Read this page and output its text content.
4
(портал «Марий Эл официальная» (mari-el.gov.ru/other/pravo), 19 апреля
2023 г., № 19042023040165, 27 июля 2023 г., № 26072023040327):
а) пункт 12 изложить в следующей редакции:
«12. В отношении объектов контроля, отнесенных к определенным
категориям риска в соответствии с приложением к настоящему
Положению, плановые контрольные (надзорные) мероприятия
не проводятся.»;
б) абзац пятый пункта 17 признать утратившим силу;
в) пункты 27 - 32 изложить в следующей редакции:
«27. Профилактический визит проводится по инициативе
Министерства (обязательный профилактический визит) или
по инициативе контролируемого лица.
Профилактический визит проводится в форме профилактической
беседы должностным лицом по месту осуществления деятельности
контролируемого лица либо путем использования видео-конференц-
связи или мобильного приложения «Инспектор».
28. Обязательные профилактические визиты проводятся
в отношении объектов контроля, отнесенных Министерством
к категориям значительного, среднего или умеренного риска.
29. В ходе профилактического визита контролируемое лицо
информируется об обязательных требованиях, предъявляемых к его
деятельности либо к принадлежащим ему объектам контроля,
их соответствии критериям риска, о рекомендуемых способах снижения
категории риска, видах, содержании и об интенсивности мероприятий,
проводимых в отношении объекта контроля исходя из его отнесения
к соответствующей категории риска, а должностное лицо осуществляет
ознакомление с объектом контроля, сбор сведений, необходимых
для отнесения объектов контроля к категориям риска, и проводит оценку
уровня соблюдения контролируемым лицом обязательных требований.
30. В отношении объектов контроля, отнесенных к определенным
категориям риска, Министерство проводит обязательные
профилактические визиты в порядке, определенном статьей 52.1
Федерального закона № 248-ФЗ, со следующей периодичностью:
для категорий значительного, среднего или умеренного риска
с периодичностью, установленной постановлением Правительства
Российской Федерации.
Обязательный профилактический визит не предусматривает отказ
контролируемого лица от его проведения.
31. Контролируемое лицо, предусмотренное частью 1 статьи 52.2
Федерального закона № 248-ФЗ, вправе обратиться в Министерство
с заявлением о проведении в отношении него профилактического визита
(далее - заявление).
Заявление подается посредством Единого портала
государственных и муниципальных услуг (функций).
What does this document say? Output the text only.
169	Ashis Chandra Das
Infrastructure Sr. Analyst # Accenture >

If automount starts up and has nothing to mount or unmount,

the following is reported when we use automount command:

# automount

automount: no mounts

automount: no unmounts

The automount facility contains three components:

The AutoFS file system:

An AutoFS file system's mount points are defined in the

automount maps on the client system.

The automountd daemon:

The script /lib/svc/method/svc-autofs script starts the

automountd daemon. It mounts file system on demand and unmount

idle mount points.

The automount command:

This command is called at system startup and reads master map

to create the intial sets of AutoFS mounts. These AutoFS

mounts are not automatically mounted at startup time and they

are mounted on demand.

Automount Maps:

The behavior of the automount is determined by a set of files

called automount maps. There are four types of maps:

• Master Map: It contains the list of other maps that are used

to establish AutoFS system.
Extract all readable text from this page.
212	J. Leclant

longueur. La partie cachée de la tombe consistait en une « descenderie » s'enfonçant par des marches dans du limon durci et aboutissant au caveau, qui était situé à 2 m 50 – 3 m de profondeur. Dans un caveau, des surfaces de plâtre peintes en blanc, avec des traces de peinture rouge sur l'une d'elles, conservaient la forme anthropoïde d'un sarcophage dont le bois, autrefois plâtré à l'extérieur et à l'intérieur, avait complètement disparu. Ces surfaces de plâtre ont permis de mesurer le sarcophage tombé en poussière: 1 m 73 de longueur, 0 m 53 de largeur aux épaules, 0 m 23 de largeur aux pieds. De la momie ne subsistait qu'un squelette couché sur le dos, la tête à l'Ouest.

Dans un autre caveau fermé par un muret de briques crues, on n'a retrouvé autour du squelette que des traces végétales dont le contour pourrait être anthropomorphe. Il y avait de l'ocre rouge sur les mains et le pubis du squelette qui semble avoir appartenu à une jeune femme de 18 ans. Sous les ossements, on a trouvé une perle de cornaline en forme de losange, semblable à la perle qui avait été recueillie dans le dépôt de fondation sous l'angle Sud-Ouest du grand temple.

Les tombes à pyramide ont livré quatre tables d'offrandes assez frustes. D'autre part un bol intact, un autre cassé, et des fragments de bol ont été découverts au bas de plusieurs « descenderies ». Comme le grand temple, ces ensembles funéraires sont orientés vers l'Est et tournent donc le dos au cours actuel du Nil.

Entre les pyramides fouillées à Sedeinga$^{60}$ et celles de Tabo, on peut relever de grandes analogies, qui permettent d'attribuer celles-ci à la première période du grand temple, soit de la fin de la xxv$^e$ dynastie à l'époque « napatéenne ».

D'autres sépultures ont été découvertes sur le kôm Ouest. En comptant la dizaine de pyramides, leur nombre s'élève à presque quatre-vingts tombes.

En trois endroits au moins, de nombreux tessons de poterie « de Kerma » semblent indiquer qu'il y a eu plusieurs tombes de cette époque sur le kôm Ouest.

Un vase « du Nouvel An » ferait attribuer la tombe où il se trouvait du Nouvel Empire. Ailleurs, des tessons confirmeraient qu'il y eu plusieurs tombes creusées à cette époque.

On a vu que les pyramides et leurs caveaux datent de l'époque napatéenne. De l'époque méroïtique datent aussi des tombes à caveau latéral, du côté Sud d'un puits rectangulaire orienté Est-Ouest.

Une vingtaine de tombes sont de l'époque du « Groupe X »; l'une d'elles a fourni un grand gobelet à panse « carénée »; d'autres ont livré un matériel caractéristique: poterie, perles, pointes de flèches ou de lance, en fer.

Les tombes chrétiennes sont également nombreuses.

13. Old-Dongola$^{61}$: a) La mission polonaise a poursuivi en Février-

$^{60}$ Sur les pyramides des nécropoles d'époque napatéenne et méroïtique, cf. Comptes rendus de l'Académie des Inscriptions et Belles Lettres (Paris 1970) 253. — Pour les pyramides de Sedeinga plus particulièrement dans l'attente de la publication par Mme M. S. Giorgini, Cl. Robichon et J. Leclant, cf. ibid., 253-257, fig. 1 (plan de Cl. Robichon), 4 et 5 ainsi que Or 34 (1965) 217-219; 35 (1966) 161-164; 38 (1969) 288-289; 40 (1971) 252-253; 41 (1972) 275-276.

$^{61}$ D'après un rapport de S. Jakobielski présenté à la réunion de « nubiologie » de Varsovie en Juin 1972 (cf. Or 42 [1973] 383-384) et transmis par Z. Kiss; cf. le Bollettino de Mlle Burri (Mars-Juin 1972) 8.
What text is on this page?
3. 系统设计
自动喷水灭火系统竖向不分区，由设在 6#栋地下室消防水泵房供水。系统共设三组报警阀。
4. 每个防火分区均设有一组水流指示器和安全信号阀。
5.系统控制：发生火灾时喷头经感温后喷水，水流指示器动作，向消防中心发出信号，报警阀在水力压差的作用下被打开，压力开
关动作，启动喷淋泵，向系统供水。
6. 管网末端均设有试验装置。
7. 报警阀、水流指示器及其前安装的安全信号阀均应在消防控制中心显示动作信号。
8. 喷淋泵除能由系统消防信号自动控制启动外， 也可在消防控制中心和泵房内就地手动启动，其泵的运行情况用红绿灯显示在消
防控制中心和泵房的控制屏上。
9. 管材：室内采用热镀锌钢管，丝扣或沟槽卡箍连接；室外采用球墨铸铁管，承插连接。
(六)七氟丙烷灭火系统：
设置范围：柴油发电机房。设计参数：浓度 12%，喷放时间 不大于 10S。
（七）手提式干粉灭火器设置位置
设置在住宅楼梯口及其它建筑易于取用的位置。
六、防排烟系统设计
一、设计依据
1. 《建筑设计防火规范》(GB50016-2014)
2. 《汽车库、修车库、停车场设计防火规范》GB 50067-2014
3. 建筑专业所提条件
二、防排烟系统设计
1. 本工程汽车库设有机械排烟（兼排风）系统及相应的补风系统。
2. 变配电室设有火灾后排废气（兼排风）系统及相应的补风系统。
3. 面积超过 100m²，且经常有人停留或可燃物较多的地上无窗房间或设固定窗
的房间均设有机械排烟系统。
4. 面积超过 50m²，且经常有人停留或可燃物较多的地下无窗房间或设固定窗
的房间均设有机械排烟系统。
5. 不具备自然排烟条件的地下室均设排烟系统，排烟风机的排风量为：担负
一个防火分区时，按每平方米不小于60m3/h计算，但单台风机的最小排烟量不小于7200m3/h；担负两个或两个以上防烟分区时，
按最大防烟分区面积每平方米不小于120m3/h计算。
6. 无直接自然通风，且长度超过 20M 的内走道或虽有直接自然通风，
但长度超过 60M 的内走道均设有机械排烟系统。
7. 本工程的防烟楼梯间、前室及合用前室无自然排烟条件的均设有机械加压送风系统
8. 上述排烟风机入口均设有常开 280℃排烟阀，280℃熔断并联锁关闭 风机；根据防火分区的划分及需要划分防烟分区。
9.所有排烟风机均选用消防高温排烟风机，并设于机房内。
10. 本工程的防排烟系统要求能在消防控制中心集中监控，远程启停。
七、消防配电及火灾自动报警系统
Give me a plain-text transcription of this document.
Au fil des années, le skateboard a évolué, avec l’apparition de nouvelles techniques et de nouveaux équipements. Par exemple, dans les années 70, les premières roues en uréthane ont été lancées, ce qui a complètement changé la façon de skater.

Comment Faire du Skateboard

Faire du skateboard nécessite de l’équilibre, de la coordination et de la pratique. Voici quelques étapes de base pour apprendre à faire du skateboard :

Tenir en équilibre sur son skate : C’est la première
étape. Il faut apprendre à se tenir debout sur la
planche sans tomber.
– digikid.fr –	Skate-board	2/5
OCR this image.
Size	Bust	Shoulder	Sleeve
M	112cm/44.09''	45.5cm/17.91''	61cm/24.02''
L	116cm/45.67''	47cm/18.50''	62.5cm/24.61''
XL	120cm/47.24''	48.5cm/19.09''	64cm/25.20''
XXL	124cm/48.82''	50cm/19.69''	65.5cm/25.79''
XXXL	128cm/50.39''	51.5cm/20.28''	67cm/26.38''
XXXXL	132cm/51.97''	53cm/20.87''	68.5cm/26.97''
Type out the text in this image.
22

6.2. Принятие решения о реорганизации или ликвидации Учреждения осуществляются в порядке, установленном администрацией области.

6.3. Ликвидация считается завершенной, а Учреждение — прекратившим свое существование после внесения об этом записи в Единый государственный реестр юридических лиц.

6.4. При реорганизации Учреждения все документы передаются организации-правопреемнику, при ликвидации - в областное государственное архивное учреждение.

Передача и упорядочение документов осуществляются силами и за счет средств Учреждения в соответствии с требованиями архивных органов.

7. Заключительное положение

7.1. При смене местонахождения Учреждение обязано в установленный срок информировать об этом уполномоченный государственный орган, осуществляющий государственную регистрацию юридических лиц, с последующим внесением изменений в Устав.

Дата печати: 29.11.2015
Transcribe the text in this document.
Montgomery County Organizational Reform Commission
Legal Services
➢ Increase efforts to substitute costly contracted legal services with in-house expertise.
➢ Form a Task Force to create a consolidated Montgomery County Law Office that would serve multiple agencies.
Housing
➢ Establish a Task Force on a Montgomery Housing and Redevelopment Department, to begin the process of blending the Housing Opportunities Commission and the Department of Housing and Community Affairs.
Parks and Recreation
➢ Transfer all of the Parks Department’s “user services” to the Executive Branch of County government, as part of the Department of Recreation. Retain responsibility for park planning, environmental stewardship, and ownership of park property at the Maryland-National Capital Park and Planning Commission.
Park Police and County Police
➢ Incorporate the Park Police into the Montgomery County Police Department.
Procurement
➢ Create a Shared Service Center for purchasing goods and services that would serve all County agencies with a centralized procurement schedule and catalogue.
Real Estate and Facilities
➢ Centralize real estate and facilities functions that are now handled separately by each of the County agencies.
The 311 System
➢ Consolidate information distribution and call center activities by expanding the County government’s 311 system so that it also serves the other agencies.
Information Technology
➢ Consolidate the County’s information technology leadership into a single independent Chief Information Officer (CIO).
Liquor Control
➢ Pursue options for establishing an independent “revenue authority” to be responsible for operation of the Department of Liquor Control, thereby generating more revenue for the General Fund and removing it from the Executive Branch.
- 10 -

···

TO DO: Only those lines running from the one containing "Transcribe the text in this document." through the last line of the data above are to be copied, exactly, with both ends included.

ANSWER FOR THE TASK:
Transcribe the text in this document.
Montgomery County Organizational Reform Commission
Legal Services
➢ Increase efforts to substitute costly contracted legal services with in-house expertise.
➢ Form a Task Force to create a consolidated Montgomery County Law Office that would serve multiple agencies.
Housing
➢ Establish a Task Force on a Montgomery Housing and Redevelopment Department, to begin the process of blending the Housing Opportunities Commission and the Department of Housing and Community Affairs.
Parks and Recreation
➢ Transfer all of the Parks Department’s “user services” to the Executive Branch of County government, as part of the Department of Recreation. Retain responsibility for park planning, environmental stewardship, and ownership of park property at the Maryland-National Capital Park and Planning Commission.
Park Police and County Police
➢ Incorporate the Park Police into the Montgomery County Police Department.
Procurement
➢ Create a Shared Service Center for purchasing goods and services that would serve all County agencies with a centralized procurement schedule and catalogue.
Real Estate and Facilities
➢ Centralize real estate and facilities functions that are now handled separately by each of the County agencies.
The 311 System
➢ Consolidate information distribution and call center activities by expanding the County government’s 311 system so that it also serves the other agencies.
Information Technology
➢ Consolidate the County’s information technology leadership into a single independent Chief Information Officer (CIO).
Liquor Control
➢ Pursue options for establishing an independent “revenue authority” to be responsible for operation of the Department of Liquor Control, thereby generating more revenue for the General Fund and removing it from the Executive Branch.
- 10 -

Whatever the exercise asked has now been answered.